## What you are asked to do:
Provide only the number of lines in the records below that include "Płock".

## Records to process:
▬▬▬

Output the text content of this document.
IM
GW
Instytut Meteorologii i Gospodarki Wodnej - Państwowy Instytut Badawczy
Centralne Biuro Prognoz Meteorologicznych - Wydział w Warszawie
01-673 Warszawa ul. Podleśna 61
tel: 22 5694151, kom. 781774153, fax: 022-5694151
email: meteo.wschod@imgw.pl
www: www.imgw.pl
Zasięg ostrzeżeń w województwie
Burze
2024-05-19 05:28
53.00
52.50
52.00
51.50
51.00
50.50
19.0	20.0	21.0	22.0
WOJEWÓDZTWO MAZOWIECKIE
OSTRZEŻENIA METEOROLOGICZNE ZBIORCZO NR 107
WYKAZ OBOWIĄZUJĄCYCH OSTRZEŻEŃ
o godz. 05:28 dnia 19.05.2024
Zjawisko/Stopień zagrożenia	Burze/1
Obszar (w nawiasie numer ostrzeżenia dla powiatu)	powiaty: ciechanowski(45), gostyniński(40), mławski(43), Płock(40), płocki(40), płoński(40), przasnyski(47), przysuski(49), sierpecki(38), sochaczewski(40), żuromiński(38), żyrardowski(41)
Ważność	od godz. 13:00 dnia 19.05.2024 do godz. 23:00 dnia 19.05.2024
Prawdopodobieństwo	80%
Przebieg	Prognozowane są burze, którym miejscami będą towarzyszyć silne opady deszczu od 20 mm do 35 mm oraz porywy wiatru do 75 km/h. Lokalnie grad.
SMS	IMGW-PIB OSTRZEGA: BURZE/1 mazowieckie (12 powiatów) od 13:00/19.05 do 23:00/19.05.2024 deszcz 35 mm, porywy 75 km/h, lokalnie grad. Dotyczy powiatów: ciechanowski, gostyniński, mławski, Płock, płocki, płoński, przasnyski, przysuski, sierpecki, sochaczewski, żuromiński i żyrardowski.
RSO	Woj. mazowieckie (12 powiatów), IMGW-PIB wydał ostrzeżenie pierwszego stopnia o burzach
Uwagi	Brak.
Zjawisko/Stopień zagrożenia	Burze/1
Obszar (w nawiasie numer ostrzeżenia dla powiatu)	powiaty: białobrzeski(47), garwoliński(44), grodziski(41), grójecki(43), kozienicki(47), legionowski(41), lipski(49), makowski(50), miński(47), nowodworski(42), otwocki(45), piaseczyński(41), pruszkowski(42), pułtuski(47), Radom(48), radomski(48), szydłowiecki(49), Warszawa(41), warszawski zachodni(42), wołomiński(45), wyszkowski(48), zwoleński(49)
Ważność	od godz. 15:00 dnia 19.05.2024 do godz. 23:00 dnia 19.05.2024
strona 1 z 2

▬▬▬

## Output of the exercise:
2